Problem statement: Rewrite every line of the records below as one numbered list, leaving out the blank lines.

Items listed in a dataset
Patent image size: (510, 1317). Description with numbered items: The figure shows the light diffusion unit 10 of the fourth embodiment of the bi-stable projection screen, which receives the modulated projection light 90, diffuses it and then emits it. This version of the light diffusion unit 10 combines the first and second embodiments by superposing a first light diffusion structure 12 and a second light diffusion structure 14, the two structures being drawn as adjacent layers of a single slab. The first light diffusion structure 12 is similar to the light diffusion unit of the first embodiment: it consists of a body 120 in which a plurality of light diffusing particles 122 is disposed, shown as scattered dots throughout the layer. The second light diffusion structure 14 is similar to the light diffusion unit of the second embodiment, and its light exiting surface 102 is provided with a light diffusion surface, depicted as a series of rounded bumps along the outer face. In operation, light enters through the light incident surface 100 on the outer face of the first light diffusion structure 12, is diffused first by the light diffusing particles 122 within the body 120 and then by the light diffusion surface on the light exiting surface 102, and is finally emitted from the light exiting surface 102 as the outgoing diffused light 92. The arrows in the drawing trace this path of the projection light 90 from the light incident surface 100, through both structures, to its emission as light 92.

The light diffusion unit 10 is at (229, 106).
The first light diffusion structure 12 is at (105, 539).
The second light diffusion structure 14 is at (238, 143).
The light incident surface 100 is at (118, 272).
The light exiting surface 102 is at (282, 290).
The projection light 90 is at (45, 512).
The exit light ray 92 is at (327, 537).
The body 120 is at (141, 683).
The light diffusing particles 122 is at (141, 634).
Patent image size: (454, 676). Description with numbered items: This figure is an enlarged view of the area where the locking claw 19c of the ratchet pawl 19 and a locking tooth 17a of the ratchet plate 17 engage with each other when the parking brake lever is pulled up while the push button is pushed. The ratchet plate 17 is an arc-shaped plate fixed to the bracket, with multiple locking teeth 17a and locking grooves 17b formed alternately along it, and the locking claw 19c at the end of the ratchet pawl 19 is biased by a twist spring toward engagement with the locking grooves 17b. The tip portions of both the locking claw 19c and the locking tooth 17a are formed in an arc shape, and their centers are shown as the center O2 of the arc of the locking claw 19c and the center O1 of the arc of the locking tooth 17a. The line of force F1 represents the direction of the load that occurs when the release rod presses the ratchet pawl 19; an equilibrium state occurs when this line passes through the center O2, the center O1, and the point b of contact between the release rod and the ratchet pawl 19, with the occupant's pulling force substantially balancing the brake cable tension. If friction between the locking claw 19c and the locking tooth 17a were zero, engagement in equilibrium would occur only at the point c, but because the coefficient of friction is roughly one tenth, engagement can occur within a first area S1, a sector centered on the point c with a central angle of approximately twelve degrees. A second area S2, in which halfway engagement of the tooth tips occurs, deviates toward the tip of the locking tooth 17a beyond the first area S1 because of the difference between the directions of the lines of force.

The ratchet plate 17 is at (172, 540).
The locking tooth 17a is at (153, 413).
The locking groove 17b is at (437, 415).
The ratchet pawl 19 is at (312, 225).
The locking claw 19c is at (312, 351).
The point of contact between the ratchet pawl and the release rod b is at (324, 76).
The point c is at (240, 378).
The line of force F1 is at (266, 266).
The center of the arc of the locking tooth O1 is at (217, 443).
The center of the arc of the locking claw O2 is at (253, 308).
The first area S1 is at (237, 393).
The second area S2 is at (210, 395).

The output:
1. Patent image size: (510, 1317). Description with numbered items: The figure shows the light diffusion unit 10 of the fourth embodiment of the bi-stable projection screen, which receives the modulated projection light 90, diffuses it and then emits it. This version of the light diffusion unit 10 combines the first and second embodiments by superposing a first light diffusion structure 12 and a second light diffusion structure 14, the two structures being drawn as adjacent layers of a single slab. The first light diffusion structure 12 is similar to the light diffusion unit of the first embodiment: it consists of a body 120 in which a plurality of light diffusing particles 122 is disposed, shown as scattered dots throughout the layer. The second light diffusion structure 14 is similar to the light diffusion unit of the second embodiment, and its light exiting surface 102 is provided with a light diffusion surface, depicted as a series of rounded bumps along the outer face. In operation, light enters through the light incident surface 100 on the outer face of the first light diffusion structure 12, is diffused first by the light diffusing particles 122 within the body 120 and then by the light diffusion surface on the light exiting surface 102, and is finally emitted from the light exiting surface 102 as the outgoing diffused light 92. The arrows in the drawing trace this path of the projection light 90 from the light incident surface 100, through both structures, to its emission as light 92.
2. The light diffusion unit 10 is at (229, 106).
3. The first light diffusion structure 12 is at (105, 539).
4. The second light diffusion structure 14 is at (238, 143).
5. The light incident surface 100 is at (118, 272).
6. The light exiting surface 102 is at (282, 290).
7. The projection light 90 is at (45, 512).
8. The exit light ray 92 is at (327, 537).
9. The body 120 is at (141, 683).
10. The light diffusing particles 122 is at (141, 634).
11. Patent image size: (454, 676). Description with numbered items: This figure is an enlarged view of the area where the locking claw 19c of the ratchet pawl 19 and a locking tooth 17a of the ratchet plate 17 engage with each other when the parking brake lever is pulled up while the push button is pushed. The ratchet plate 17 is an arc-shaped plate fixed to the bracket, with multiple locking teeth 17a and locking grooves 17b formed alternately along it, and the locking claw 19c at the end of the ratchet pawl 19 is biased by a twist spring toward engagement with the locking grooves 17b. The tip portions of both the locking claw 19c and the locking tooth 17a are formed in an arc shape, and their centers are shown as the center O2 of the arc of the locking claw 19c and the center O1 of the arc of the locking tooth 17a. The line of force F1 represents the direction of the load that occurs when the release rod presses the ratchet pawl 19; an equilibrium state occurs when this line passes through the center O2, the center O1, and the point b of contact between the release rod and the ratchet pawl 19, with the occupant's pulling force substantially balancing the brake cable tension. If friction between the locking claw 19c and the locking tooth 17a were zero, engagement in equilibrium would occur only at the point c, but because the coefficient of friction is roughly one tenth, engagement can occur within a first area S1, a sector centered on the point c with a central angle of approximately twelve degrees. A second area S2, in which halfway engagement of the tooth tips occurs, deviates toward the tip of the locking tooth 17a beyond the first area S1 because of the difference between the directions of the lines of force.
12. The ratchet plate 17 is at (172, 540).
13. The locking tooth 17a is at (153, 413).
14. The locking groove 17b is at (437, 415).
15. The ratchet pawl 19 is at (312, 225).
16. The locking claw 19c is at (312, 351).
17. The point of contact between the ratchet pawl and the release rod b is at (324, 76).
18. The point c is at (240, 378).
19. The line of force F1 is at (266, 266).
20. The center of the arc of the locking tooth O1 is at (217, 443).
21. The center of the arc of the locking claw O2 is at (253, 308).
22. The first area S1 is at (237, 393).
23. The second area S2 is at (210, 395).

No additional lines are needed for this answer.